What you need to do | Reproduce the listing below from its very beginning through the line containing "svg-text:10: 10 bbox=[207, 249, 213, 255]", including both ends.
-*-
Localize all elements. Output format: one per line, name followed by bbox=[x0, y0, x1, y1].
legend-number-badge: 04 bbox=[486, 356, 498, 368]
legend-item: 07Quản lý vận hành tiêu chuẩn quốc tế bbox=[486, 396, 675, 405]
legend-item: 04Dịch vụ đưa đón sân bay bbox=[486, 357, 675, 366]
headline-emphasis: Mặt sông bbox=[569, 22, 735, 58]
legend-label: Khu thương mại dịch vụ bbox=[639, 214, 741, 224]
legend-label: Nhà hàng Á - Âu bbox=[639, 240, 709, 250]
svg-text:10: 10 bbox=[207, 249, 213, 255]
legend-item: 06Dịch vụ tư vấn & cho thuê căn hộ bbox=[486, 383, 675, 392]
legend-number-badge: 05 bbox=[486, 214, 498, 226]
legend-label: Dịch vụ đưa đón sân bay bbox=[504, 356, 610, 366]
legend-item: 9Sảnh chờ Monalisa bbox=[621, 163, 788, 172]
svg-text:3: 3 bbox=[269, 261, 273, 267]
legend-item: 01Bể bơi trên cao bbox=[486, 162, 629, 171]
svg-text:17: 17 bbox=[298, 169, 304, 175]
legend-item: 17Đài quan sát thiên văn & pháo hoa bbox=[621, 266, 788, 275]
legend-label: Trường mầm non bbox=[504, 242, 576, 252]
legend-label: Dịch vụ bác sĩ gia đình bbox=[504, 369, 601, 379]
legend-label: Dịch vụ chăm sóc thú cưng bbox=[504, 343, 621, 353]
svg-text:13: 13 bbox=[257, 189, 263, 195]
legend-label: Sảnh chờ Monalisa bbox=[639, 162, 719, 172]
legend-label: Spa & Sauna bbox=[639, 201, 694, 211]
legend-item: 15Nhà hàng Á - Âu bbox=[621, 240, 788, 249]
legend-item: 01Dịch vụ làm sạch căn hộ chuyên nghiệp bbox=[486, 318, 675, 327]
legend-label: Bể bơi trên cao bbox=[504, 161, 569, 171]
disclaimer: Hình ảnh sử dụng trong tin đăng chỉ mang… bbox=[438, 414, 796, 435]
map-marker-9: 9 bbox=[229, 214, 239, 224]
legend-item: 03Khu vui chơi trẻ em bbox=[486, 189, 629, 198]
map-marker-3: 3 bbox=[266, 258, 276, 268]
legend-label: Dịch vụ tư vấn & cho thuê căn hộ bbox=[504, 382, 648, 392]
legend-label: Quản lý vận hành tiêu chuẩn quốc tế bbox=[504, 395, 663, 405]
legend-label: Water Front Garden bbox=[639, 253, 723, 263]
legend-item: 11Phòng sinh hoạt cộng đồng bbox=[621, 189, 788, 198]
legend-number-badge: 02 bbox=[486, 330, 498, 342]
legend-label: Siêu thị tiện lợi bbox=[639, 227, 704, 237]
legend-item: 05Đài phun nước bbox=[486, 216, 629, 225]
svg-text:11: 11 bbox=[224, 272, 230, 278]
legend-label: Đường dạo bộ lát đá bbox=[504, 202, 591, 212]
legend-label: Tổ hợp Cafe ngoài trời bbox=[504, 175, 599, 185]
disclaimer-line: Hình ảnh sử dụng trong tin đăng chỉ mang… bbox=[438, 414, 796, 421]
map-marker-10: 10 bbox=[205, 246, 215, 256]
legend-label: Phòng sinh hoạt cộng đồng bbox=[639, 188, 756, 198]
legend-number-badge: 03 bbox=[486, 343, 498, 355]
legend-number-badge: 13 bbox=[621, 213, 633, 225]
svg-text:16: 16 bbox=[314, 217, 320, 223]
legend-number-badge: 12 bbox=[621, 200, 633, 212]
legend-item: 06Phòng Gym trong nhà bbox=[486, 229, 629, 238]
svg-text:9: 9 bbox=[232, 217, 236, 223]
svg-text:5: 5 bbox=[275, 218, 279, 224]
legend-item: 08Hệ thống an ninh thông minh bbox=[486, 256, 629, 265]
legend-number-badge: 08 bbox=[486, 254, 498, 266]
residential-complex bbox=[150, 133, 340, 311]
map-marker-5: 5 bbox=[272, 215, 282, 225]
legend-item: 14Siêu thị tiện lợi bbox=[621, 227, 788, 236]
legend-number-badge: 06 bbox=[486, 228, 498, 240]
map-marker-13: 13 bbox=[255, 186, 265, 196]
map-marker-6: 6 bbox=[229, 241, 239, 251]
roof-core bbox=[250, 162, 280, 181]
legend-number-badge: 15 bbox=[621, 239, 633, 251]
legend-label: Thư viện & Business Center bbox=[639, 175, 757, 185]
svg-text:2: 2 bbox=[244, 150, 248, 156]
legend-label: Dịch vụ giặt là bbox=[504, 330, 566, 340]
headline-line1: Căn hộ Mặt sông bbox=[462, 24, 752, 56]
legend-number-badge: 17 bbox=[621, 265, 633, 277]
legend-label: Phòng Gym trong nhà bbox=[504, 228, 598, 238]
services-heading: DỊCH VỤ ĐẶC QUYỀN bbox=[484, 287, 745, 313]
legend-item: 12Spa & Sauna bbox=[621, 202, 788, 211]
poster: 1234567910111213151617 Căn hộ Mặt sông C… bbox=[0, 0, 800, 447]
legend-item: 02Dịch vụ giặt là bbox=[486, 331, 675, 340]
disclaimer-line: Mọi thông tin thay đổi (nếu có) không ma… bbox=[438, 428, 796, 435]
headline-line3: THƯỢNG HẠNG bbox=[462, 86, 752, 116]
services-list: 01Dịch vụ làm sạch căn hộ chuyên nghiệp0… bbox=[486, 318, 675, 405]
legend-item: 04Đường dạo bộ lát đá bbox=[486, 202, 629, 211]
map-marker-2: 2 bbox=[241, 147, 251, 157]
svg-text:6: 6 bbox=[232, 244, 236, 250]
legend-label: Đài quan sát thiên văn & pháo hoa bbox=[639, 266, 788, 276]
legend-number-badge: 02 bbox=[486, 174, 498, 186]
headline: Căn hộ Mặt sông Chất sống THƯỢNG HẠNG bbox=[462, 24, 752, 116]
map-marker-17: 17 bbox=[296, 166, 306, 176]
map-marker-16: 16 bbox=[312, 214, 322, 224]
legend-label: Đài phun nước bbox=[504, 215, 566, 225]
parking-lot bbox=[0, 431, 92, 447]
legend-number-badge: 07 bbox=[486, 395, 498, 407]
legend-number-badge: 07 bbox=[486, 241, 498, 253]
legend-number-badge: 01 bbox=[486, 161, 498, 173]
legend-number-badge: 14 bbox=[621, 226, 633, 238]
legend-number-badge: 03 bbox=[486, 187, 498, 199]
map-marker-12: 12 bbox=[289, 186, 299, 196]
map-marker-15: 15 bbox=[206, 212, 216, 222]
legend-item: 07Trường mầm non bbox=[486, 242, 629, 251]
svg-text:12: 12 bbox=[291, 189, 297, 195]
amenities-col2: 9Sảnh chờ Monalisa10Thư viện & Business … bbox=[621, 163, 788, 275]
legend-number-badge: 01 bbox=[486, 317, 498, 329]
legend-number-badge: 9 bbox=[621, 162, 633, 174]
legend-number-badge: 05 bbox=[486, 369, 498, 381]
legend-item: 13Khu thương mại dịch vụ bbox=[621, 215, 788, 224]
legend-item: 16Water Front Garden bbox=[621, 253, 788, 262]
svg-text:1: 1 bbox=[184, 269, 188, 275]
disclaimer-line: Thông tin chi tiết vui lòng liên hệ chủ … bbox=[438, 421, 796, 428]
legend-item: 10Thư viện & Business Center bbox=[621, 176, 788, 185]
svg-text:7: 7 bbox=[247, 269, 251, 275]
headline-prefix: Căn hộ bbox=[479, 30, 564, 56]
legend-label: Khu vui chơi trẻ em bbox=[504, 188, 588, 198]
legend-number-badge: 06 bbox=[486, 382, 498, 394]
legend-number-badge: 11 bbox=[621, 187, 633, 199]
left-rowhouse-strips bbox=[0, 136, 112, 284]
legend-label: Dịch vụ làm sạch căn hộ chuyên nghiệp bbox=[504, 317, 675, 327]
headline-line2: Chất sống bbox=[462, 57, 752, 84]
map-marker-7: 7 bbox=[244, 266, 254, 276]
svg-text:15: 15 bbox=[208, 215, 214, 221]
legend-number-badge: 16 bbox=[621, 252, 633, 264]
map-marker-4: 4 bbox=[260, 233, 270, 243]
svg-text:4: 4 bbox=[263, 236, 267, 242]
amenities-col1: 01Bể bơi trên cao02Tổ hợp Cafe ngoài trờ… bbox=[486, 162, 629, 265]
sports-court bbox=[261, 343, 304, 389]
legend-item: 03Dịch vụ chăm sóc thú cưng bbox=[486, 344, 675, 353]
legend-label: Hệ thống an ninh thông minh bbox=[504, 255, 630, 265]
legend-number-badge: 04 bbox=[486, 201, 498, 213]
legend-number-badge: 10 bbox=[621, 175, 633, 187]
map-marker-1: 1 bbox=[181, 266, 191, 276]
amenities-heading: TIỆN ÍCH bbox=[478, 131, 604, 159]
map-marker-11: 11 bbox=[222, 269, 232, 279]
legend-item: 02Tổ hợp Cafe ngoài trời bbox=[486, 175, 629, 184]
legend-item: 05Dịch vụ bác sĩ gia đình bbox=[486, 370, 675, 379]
-*-
Task result |
Localize all elements. Output format: one per line, name followed by bbox=[x0, y0, x1, y1].
legend-number-badge: 04 bbox=[486, 356, 498, 368]
legend-item: 07Quản lý vận hành tiêu chuẩn quốc tế bbox=[486, 396, 675, 405]
legend-item: 04Dịch vụ đưa đón sân bay bbox=[486, 357, 675, 366]
headline-emphasis: Mặt sông bbox=[569, 22, 735, 58]
legend-label: Khu thương mại dịch vụ bbox=[639, 214, 741, 224]
legend-label: Nhà hàng Á - Âu bbox=[639, 240, 709, 250]
svg-text:10: 10 bbox=[207, 249, 213, 255]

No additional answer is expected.